begin Supplied records

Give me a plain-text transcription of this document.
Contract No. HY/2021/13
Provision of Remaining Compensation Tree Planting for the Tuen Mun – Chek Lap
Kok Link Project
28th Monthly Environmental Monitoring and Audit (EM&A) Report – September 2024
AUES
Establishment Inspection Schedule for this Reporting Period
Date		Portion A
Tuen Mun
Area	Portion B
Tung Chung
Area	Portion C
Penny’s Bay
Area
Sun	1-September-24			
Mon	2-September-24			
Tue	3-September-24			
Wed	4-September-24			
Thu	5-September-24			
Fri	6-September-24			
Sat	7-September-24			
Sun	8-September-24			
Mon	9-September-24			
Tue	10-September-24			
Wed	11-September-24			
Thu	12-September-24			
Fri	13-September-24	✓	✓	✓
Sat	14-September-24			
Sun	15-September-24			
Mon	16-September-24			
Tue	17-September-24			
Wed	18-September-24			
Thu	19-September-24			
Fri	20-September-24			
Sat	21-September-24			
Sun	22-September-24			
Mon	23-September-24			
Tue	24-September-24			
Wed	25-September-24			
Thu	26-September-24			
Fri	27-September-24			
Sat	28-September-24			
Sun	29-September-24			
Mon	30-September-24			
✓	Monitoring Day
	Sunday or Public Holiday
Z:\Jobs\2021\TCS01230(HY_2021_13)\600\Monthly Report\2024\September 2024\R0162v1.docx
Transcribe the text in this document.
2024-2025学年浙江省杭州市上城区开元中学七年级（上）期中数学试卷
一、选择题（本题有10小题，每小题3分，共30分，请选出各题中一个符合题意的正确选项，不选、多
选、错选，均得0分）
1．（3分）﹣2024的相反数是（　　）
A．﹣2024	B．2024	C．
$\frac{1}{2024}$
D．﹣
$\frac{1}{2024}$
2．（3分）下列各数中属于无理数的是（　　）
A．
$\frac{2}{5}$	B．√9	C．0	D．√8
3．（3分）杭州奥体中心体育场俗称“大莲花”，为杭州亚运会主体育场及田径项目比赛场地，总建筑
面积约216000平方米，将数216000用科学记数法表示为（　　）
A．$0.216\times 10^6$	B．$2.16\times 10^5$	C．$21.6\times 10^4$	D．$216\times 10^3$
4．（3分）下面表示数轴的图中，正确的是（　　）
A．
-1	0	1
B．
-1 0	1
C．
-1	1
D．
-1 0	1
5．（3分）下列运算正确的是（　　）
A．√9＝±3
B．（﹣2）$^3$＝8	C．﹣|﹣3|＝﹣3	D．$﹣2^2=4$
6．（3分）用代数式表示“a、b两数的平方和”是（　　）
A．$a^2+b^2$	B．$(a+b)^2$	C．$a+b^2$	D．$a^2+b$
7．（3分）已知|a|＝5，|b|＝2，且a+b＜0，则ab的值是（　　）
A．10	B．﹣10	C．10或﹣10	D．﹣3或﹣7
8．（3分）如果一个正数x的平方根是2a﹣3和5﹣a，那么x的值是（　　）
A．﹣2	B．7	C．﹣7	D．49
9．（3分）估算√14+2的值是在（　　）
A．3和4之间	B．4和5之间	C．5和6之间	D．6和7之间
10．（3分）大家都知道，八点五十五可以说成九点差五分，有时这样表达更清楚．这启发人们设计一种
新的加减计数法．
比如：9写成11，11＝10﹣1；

end Supplied records

Brief: Tally the lines of the listing that include "Portion". Reply with nothing but the count.

Output below: 3